» Data supplied:
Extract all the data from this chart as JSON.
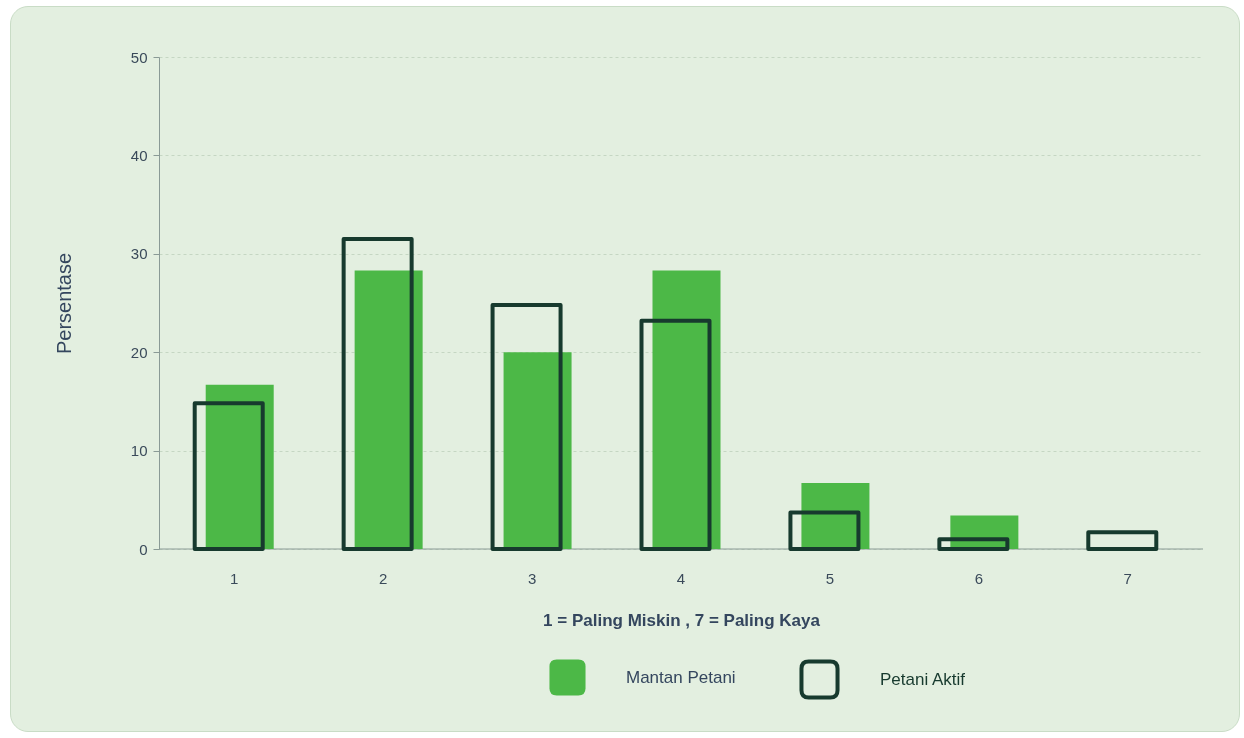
{
  "chart_data": {
    "type": "bar",
    "xlabel": "1 = Paling Miskin , 7 = Paling Kaya",
    "ylabel": "Persentase",
    "categories": [
      "1",
      "2",
      "3",
      "4",
      "5",
      "6",
      "7"
    ],
    "series": [
      {
        "name": "Mantan Petani",
        "color": "#4cb847",
        "values": [
          16.7,
          28.3,
          20,
          28.3,
          6.7,
          3.4,
          0
        ]
      },
      {
        "name": "Petani Aktif",
        "color": "#173a2e",
        "values": [
          14.8,
          31.5,
          24.8,
          23.2,
          3.7,
          1,
          1.7
        ]
      }
    ],
    "ylim": [
      0,
      50
    ],
    "yticks": [
      0,
      10,
      20,
      30,
      40,
      50
    ],
    "grid": "y",
    "legend": "bottom"
  }
}
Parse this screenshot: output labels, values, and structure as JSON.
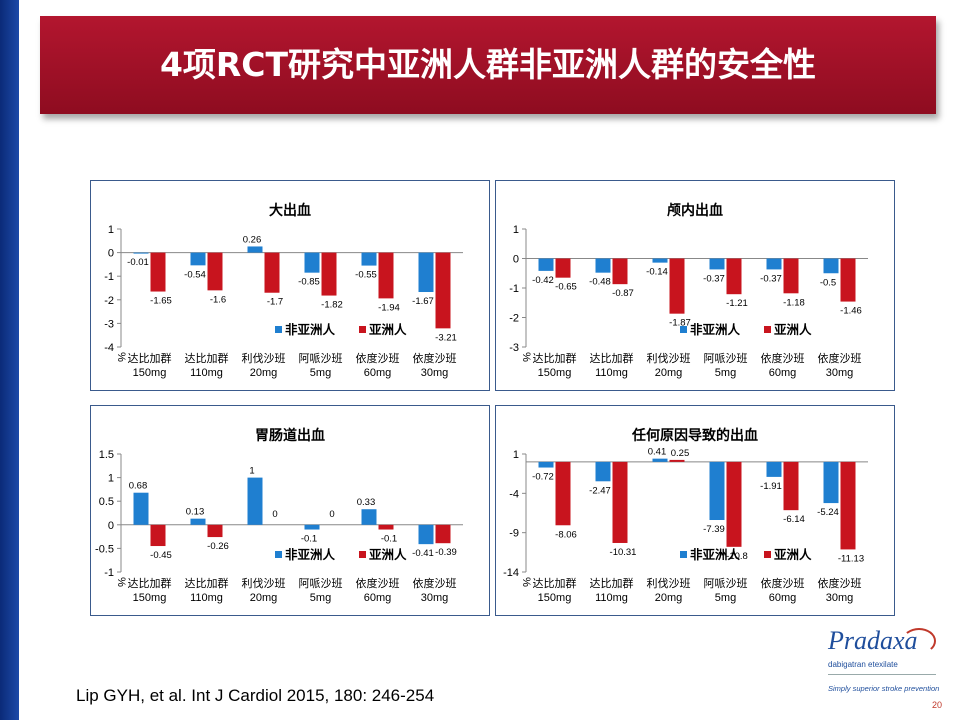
{
  "title": "4项RCT研究中亚洲人群非亚洲人群的安全性",
  "citation": "Lip GYH, et al. Int J Cardiol 2015, 180: 246-254",
  "page_number": "20",
  "logo": {
    "name": "Pradaxa",
    "subtitle": "dabigatran etexilate",
    "tagline": "Simply superior stroke prevention"
  },
  "colors": {
    "non_asian": "#1f7fd0",
    "asian": "#c8141e",
    "banner": "#a3122a"
  },
  "chart_data": [
    {
      "type": "bar",
      "title": "大出血",
      "ylabel": "%",
      "ylim": [
        -4,
        1
      ],
      "yticks": [
        1,
        0,
        -1,
        -2,
        -3,
        -4
      ],
      "categories": [
        [
          "达比加群",
          "150mg"
        ],
        [
          "达比加群",
          "110mg"
        ],
        [
          "利伐沙班",
          "20mg"
        ],
        [
          "阿哌沙班",
          "5mg"
        ],
        [
          "依度沙班",
          "60mg"
        ],
        [
          "依度沙班",
          "30mg"
        ]
      ],
      "series": [
        {
          "name": "非亚洲人",
          "values": [
            -0.01,
            -0.54,
            0.26,
            -0.85,
            -0.55,
            -1.67
          ]
        },
        {
          "name": "亚洲人",
          "values": [
            -1.65,
            -1.6,
            -1.7,
            -1.82,
            -1.94,
            -3.21
          ]
        }
      ],
      "legend": "bottom-right"
    },
    {
      "type": "bar",
      "title": "颅内出血",
      "ylabel": "%",
      "ylim": [
        -3,
        1
      ],
      "yticks": [
        1,
        0,
        -1,
        -2,
        -3
      ],
      "categories": [
        [
          "达比加群",
          "150mg"
        ],
        [
          "达比加群",
          "110mg"
        ],
        [
          "利伐沙班",
          "20mg"
        ],
        [
          "阿哌沙班",
          "5mg"
        ],
        [
          "依度沙班",
          "60mg"
        ],
        [
          "依度沙班",
          "30mg"
        ]
      ],
      "series": [
        {
          "name": "非亚洲人",
          "values": [
            -0.42,
            -0.48,
            -0.14,
            -0.37,
            -0.37,
            -0.5
          ]
        },
        {
          "name": "亚洲人",
          "values": [
            -0.65,
            -0.87,
            -1.87,
            -1.21,
            -1.18,
            -1.46
          ]
        }
      ],
      "legend": "bottom-right"
    },
    {
      "type": "bar",
      "title": "胃肠道出血",
      "ylabel": "%",
      "ylim": [
        -1,
        1.5
      ],
      "yticks": [
        1.5,
        1,
        0.5,
        0,
        -0.5,
        -1
      ],
      "categories": [
        [
          "达比加群",
          "150mg"
        ],
        [
          "达比加群",
          "110mg"
        ],
        [
          "利伐沙班",
          "20mg"
        ],
        [
          "阿哌沙班",
          "5mg"
        ],
        [
          "依度沙班",
          "60mg"
        ],
        [
          "依度沙班",
          "30mg"
        ]
      ],
      "series": [
        {
          "name": "非亚洲人",
          "values": [
            0.68,
            0.13,
            1,
            -0.1,
            0.33,
            -0.41
          ]
        },
        {
          "name": "亚洲人",
          "values": [
            -0.45,
            -0.26,
            0,
            0,
            -0.1,
            -0.39
          ]
        }
      ],
      "legend": "bottom-right"
    },
    {
      "type": "bar",
      "title": "任何原因导致的出血",
      "ylabel": "%",
      "ylim": [
        -14,
        1
      ],
      "yticks": [
        1,
        -4,
        -9,
        -14
      ],
      "categories": [
        [
          "达比加群",
          "150mg"
        ],
        [
          "达比加群",
          "110mg"
        ],
        [
          "利伐沙班",
          "20mg"
        ],
        [
          "阿哌沙班",
          "5mg"
        ],
        [
          "依度沙班",
          "60mg"
        ],
        [
          "依度沙班",
          "30mg"
        ]
      ],
      "series": [
        {
          "name": "非亚洲人",
          "values": [
            -0.72,
            -2.47,
            0.41,
            -7.39,
            -1.91,
            -5.24
          ]
        },
        {
          "name": "亚洲人",
          "values": [
            -8.06,
            -10.31,
            0.25,
            -10.8,
            -6.14,
            -11.13
          ]
        }
      ],
      "legend": "bottom-right"
    }
  ]
}
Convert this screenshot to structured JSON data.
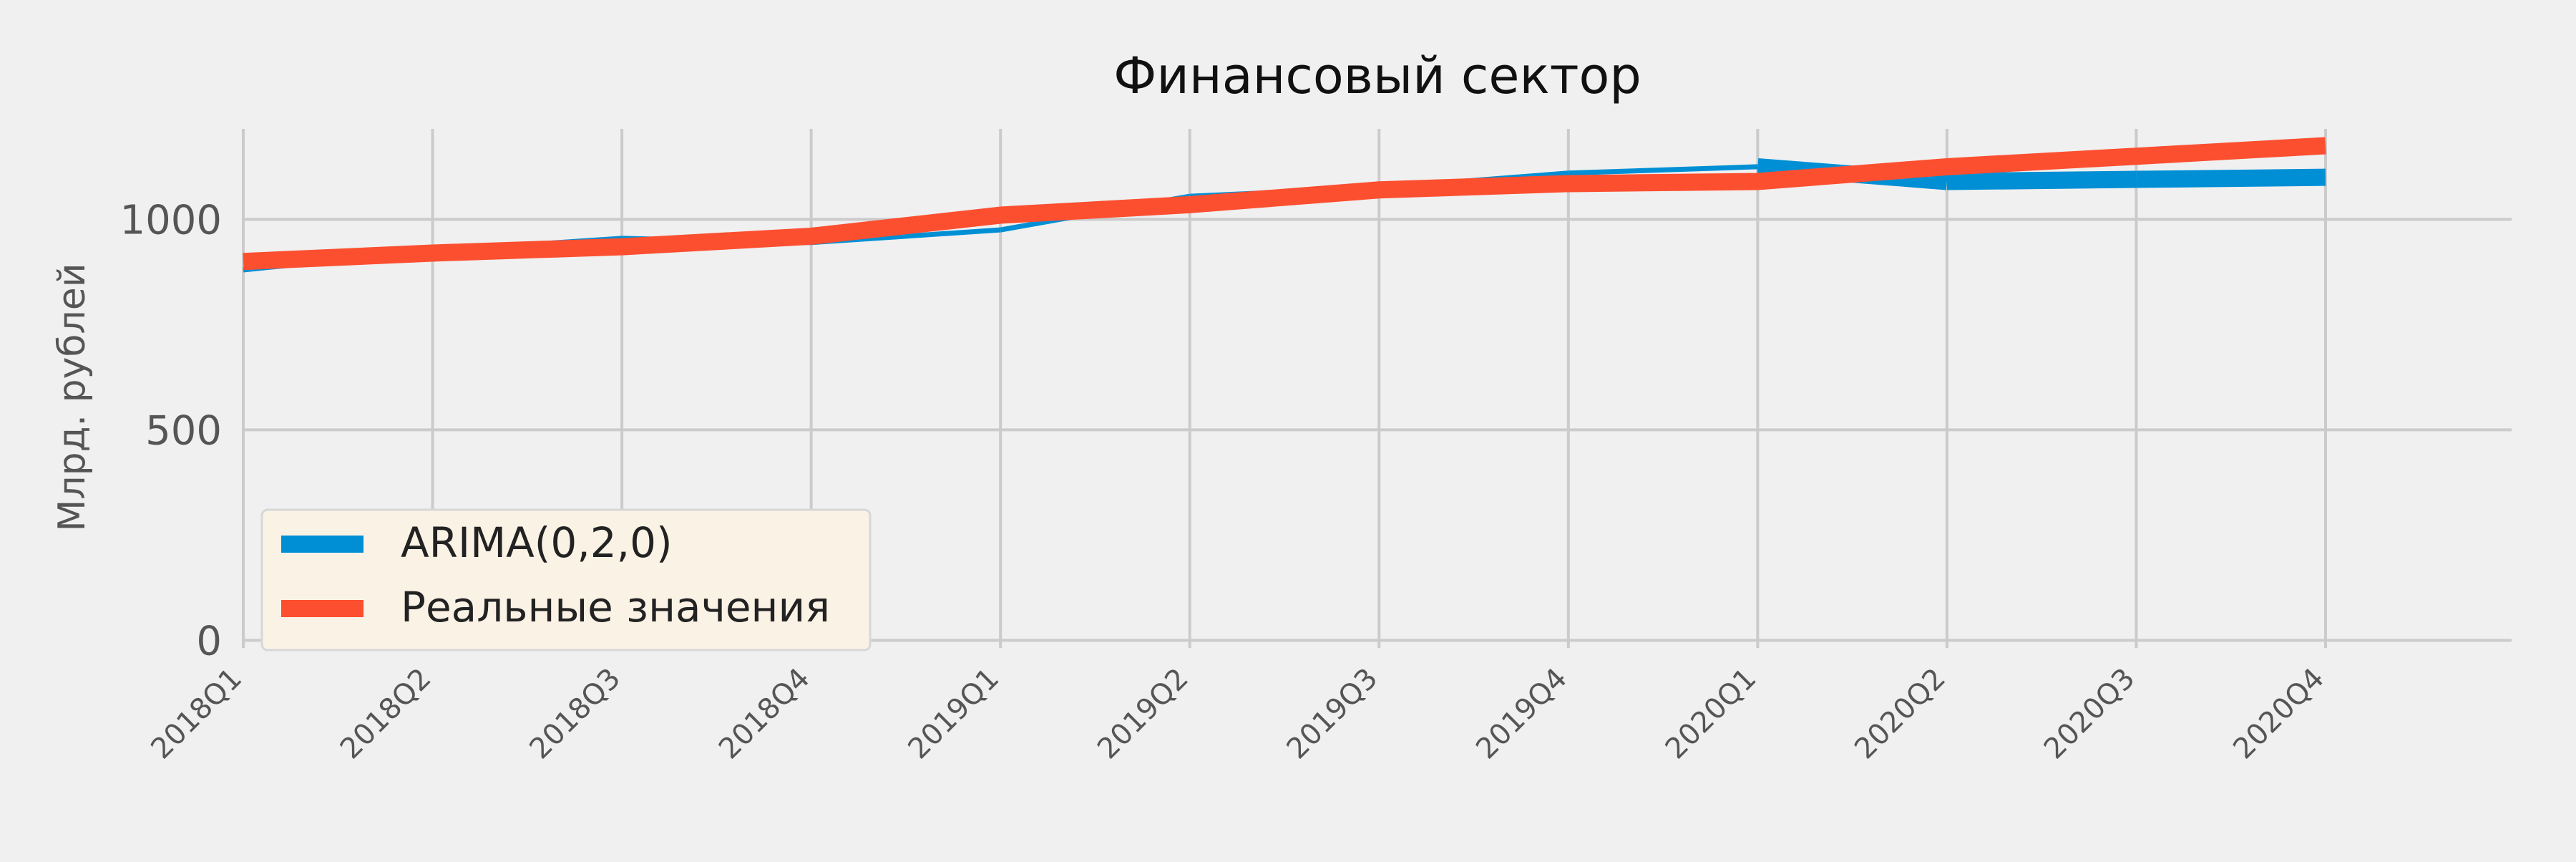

» Set task: Write out the records above exactly as they appear, leaving out any pictures.

» Final result:
Extract all the data from this chart as JSON.
{
  "chart_data": {
    "type": "bar",
    "xlabel": "1 = Paling Miskin , 7 = Paling Kaya",
    "ylabel": "Persentase",
    "categories": [
      "1",
      "2",
      "3",
      "4",
      "5",
      "6",
      "7"
    ],
    "series": [
      {
        "name": "Mantan Petani",
        "color": "#4cb847",
        "values": [
          16.7,
          28.3,
          20,
          28.3,
          6.7,
          3.4,
          0
        ]
      },
      {
        "name": "Petani Aktif",
        "color": "#173a2e",
        "values": [
          14.8,
          31.5,
          24.8,
          23.2,
          3.7,
          1,
          1.7
        ]
      }
    ],
    "ylim": [
      0,
      50
    ],
    "yticks": [
      0,
      10,
      20,
      30,
      40,
      50
    ],
    "grid": "y",
    "legend": "bottom"
  }
}
Parse this screenshot: output labels, values, and structure as JSON.
{
  "title": "4项RCT研究中亚洲人群非亚洲人群的安全性",
  "citation": "Lip GYH, et al. Int J Cardiol 2015, 180: 246-254",
  "page_number": "20",
  "logo": {
    "name": "Pradaxa",
    "subtitle": "dabigatran etexilate",
    "tagline": "Simply superior stroke prevention"
  },
  "colors": {
    "non_asian": "#1f7fd0",
    "asian": "#c8141e",
    "banner": "#a3122a"
  },
  "chart_data": [
    {
      "type": "bar",
      "title": "大出血",
      "ylabel": "%",
      "ylim": [
        -4,
        1
      ],
      "yticks": [
        1,
        0,
        -1,
        -2,
        -3,
        -4
      ],
      "categories": [
        [
          "达比加群",
          "150mg"
        ],
        [
          "达比加群",
          "110mg"
        ],
        [
          "利伐沙班",
          "20mg"
        ],
        [
          "阿哌沙班",
          "5mg"
        ],
        [
          "依度沙班",
          "60mg"
        ],
        [
          "依度沙班",
          "30mg"
        ]
      ],
      "series": [
        {
          "name": "非亚洲人",
          "values": [
            -0.01,
            -0.54,
            0.26,
            -0.85,
            -0.55,
            -1.67
          ]
        },
        {
          "name": "亚洲人",
          "values": [
            -1.65,
            -1.6,
            -1.7,
            -1.82,
            -1.94,
            -3.21
          ]
        }
      ],
      "legend": "bottom-right"
    },
    {
      "type": "bar",
      "title": "颅内出血",
      "ylabel": "%",
      "ylim": [
        -3,
        1
      ],
      "yticks": [
        1,
        0,
        -1,
        -2,
        -3
      ],
      "categories": [
        [
          "达比加群",
          "150mg"
        ],
        [
          "达比加群",
          "110mg"
        ],
        [
          "利伐沙班",
          "20mg"
        ],
        [
          "阿哌沙班",
          "5mg"
        ],
        [
          "依度沙班",
          "60mg"
        ],
        [
          "依度沙班",
          "30mg"
        ]
      ],
      "series": [
        {
          "name": "非亚洲人",
          "values": [
            -0.42,
            -0.48,
            -0.14,
            -0.37,
            -0.37,
            -0.5
          ]
        },
        {
          "name": "亚洲人",
          "values": [
            -0.65,
            -0.87,
            -1.87,
            -1.21,
            -1.18,
            -1.46
          ]
        }
      ],
      "legend": "bottom-right"
    },
    {
      "type": "bar",
      "title": "胃肠道出血",
      "ylabel": "%",
      "ylim": [
        -1,
        1.5
      ],
      "yticks": [
        1.5,
        1,
        0.5,
        0,
        -0.5,
        -1
      ],
      "categories": [
        [
          "达比加群",
          "150mg"
        ],
        [
          "达比加群",
          "110mg"
        ],
        [
          "利伐沙班",
          "20mg"
        ],
        [
          "阿哌沙班",
          "5mg"
        ],
        [
          "依度沙班",
          "60mg"
        ],
        [
          "依度沙班",
          "30mg"
        ]
      ],
      "series": [
        {
          "name": "非亚洲人",
          "values": [
            0.68,
            0.13,
            1,
            -0.1,
            0.33,
            -0.41
          ]
        },
        {
          "name": "亚洲人",
          "values": [
            -0.45,
            -0.26,
            0,
            0,
            -0.1,
            -0.39
          ]
        }
      ],
      "legend": "bottom-right"
    },
    {
      "type": "bar",
      "title": "任何原因导致的出血",
      "ylabel": "%",
      "ylim": [
        -14,
        1
      ],
      "yticks": [
        1,
        -4,
        -9,
        -14
      ],
      "categories": [
        [
          "达比加群",
          "150mg"
        ],
        [
          "达比加群",
          "110mg"
        ],
        [
          "利伐沙班",
          "20mg"
        ],
        [
          "阿哌沙班",
          "5mg"
        ],
        [
          "依度沙班",
          "60mg"
        ],
        [
          "依度沙班",
          "30mg"
        ]
      ],
      "series": [
        {
          "name": "非亚洲人",
          "values": [
            -0.72,
            -2.47,
            0.41,
            -7.39,
            -1.91,
            -5.24
          ]
        },
        {
          "name": "亚洲人",
          "values": [
            -8.06,
            -10.31,
            0.25,
            -10.8,
            -6.14,
            -11.13
          ]
        }
      ],
      "legend": "bottom-right"
    }
  ]
}
Convert this screenshot to structured JSON data.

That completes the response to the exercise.